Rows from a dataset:

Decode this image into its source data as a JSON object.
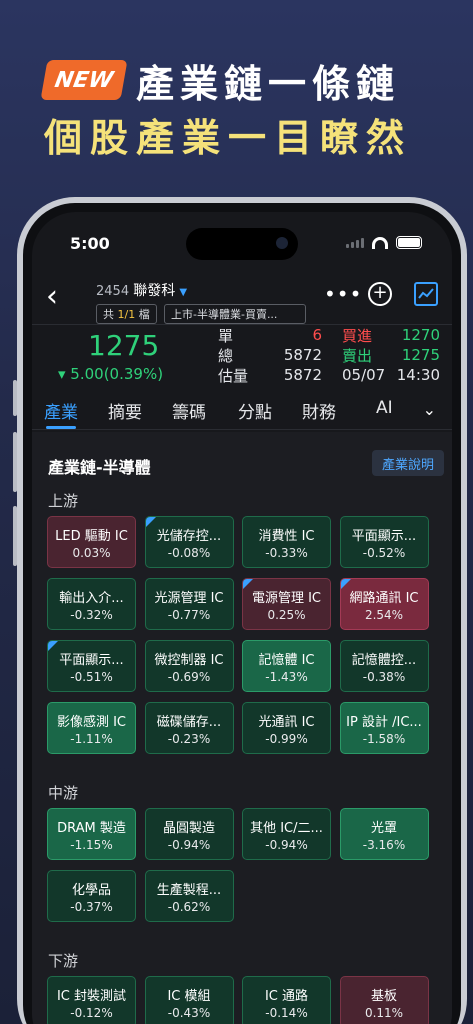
{
  "promo": {
    "badge": "NEW",
    "headline1": "產業鏈一條鏈",
    "headline2": "個股產業一目瞭然"
  },
  "status": {
    "time": "5:00"
  },
  "stock": {
    "code": "2454",
    "name": "聯發科",
    "count_prefix": "共",
    "count_value": "1/1",
    "count_suffix": "檔",
    "category": "上市-半導體業-買賣..."
  },
  "quote": {
    "price": "1275",
    "change": "▾ 5.00(0.39%)",
    "rows": [
      {
        "l1": "單",
        "v1": "6",
        "l2": "買進",
        "v2": "1270"
      },
      {
        "l1": "總",
        "v1": "5872",
        "l2": "賣出",
        "v2": "1275"
      },
      {
        "l1": "估量",
        "v1": "5872",
        "l2": "05/07",
        "v2": "14:30"
      }
    ]
  },
  "tabs": [
    "產業",
    "摘要",
    "籌碼",
    "分點",
    "財務",
    "AI"
  ],
  "section": {
    "title": "產業鏈-半導體",
    "explain": "產業說明"
  },
  "groups": {
    "upstream": "上游",
    "midstream": "中游",
    "downstream": "下游"
  },
  "chips": {
    "up": [
      {
        "name": "LED 驅動 IC",
        "pct": "0.03%",
        "style": "red",
        "corner": false
      },
      {
        "name": "光儲存控...",
        "pct": "-0.08%",
        "style": "green",
        "corner": true
      },
      {
        "name": "消費性 IC",
        "pct": "-0.33%",
        "style": "green",
        "corner": false
      },
      {
        "name": "平面顯示...",
        "pct": "-0.52%",
        "style": "green",
        "corner": false
      },
      {
        "name": "輸出入介...",
        "pct": "-0.32%",
        "style": "green",
        "corner": false
      },
      {
        "name": "光源管理 IC",
        "pct": "-0.77%",
        "style": "green",
        "corner": false
      },
      {
        "name": "電源管理 IC",
        "pct": "0.25%",
        "style": "red",
        "corner": true
      },
      {
        "name": "網路通訊 IC",
        "pct": "2.54%",
        "style": "redDark",
        "corner": true
      },
      {
        "name": "平面顯示...",
        "pct": "-0.51%",
        "style": "green",
        "corner": true
      },
      {
        "name": "微控制器 IC",
        "pct": "-0.69%",
        "style": "green",
        "corner": false
      },
      {
        "name": "記憶體 IC",
        "pct": "-1.43%",
        "style": "greenDark",
        "corner": false
      },
      {
        "name": "記憶體控...",
        "pct": "-0.38%",
        "style": "green",
        "corner": false
      },
      {
        "name": "影像感測 IC",
        "pct": "-1.11%",
        "style": "greenDark",
        "corner": false
      },
      {
        "name": "磁碟儲存...",
        "pct": "-0.23%",
        "style": "green",
        "corner": false
      },
      {
        "name": "光通訊 IC",
        "pct": "-0.99%",
        "style": "green",
        "corner": false
      },
      {
        "name": "IP 設計 /IC...",
        "pct": "-1.58%",
        "style": "greenDark",
        "corner": false
      }
    ],
    "mid": [
      {
        "name": "DRAM 製造",
        "pct": "-1.15%",
        "style": "greenDark",
        "corner": false
      },
      {
        "name": "晶圓製造",
        "pct": "-0.94%",
        "style": "green",
        "corner": false
      },
      {
        "name": "其他 IC/二...",
        "pct": "-0.94%",
        "style": "green",
        "corner": false
      },
      {
        "name": "光罩",
        "pct": "-3.16%",
        "style": "greenDark",
        "corner": false
      },
      {
        "name": "化學品",
        "pct": "-0.37%",
        "style": "green",
        "corner": false
      },
      {
        "name": "生產製程...",
        "pct": "-0.62%",
        "style": "green",
        "corner": false
      }
    ],
    "down": [
      {
        "name": "IC 封裝測試",
        "pct": "-0.12%",
        "style": "green",
        "corner": false
      },
      {
        "name": "IC 模組",
        "pct": "-0.43%",
        "style": "green",
        "corner": false
      },
      {
        "name": "IC 通路",
        "pct": "-0.14%",
        "style": "green",
        "corner": false
      },
      {
        "name": "基板",
        "pct": "0.11%",
        "style": "red",
        "corner": false
      }
    ]
  }
}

What the exercise asks: Repeat the listing in full and exactly. Do not include any images.

Output for this exercise:
Decode this image into its source data as a JSON object.
{
  "promo": {
    "badge": "NEW",
    "headline1": "產業鏈一條鏈",
    "headline2": "個股產業一目瞭然"
  },
  "status": {
    "time": "5:00"
  },
  "stock": {
    "code": "2454",
    "name": "聯發科",
    "count_prefix": "共",
    "count_value": "1/1",
    "count_suffix": "檔",
    "category": "上市-半導體業-買賣..."
  },
  "quote": {
    "price": "1275",
    "change": "▾ 5.00(0.39%)",
    "rows": [
      {
        "l1": "單",
        "v1": "6",
        "l2": "買進",
        "v2": "1270"
      },
      {
        "l1": "總",
        "v1": "5872",
        "l2": "賣出",
        "v2": "1275"
      },
      {
        "l1": "估量",
        "v1": "5872",
        "l2": "05/07",
        "v2": "14:30"
      }
    ]
  },
  "tabs": [
    "產業",
    "摘要",
    "籌碼",
    "分點",
    "財務",
    "AI"
  ],
  "section": {
    "title": "產業鏈-半導體",
    "explain": "產業說明"
  },
  "groups": {
    "upstream": "上游",
    "midstream": "中游",
    "downstream": "下游"
  },
  "chips": {
    "up": [
      {
        "name": "LED 驅動 IC",
        "pct": "0.03%",
        "style": "red",
        "corner": false
      },
      {
        "name": "光儲存控...",
        "pct": "-0.08%",
        "style": "green",
        "corner": true
      },
      {
        "name": "消費性 IC",
        "pct": "-0.33%",
        "style": "green",
        "corner": false
      },
      {
        "name": "平面顯示...",
        "pct": "-0.52%",
        "style": "green",
        "corner": false
      },
      {
        "name": "輸出入介...",
        "pct": "-0.32%",
        "style": "green",
        "corner": false
      },
      {
        "name": "光源管理 IC",
        "pct": "-0.77%",
        "style": "green",
        "corner": false
      },
      {
        "name": "電源管理 IC",
        "pct": "0.25%",
        "style": "red",
        "corner": true
      },
      {
        "name": "網路通訊 IC",
        "pct": "2.54%",
        "style": "redDark",
        "corner": true
      },
      {
        "name": "平面顯示...",
        "pct": "-0.51%",
        "style": "green",
        "corner": true
      },
      {
        "name": "微控制器 IC",
        "pct": "-0.69%",
        "style": "green",
        "corner": false
      },
      {
        "name": "記憶體 IC",
        "pct": "-1.43%",
        "style": "greenDark",
        "corner": false
      },
      {
        "name": "記憶體控...",
        "pct": "-0.38%",
        "style": "green",
        "corner": false
      },
      {
        "name": "影像感測 IC",
        "pct": "-1.11%",
        "style": "greenDark",
        "corner": false
      },
      {
        "name": "磁碟儲存...",
        "pct": "-0.23%",
        "style": "green",
        "corner": false
      },
      {
        "name": "光通訊 IC",
        "pct": "-0.99%",
        "style": "green",
        "corner": false
      },
      {
        "name": "IP 設計 /IC...",
        "pct": "-1.58%",
        "style": "greenDark",
        "corner": false
      }
    ],
    "mid": [
      {
        "name": "DRAM 製造",
        "pct": "-1.15%",
        "style": "greenDark",
        "corner": false
      },
      {
        "name": "晶圓製造",
        "pct": "-0.94%",
        "style": "green",
        "corner": false
      },
      {
        "name": "其他 IC/二...",
        "pct": "-0.94%",
        "style": "green",
        "corner": false
      },
      {
        "name": "光罩",
        "pct": "-3.16%",
        "style": "greenDark",
        "corner": false
      },
      {
        "name": "化學品",
        "pct": "-0.37%",
        "style": "green",
        "corner": false
      },
      {
        "name": "生產製程...",
        "pct": "-0.62%",
        "style": "green",
        "corner": false
      }
    ],
    "down": [
      {
        "name": "IC 封裝測試",
        "pct": "-0.12%",
        "style": "green",
        "corner": false
      },
      {
        "name": "IC 模組",
        "pct": "-0.43%",
        "style": "green",
        "corner": false
      },
      {
        "name": "IC 通路",
        "pct": "-0.14%",
        "style": "green",
        "corner": false
      },
      {
        "name": "基板",
        "pct": "0.11%",
        "style": "red",
        "corner": false
      }
    ]
  }
}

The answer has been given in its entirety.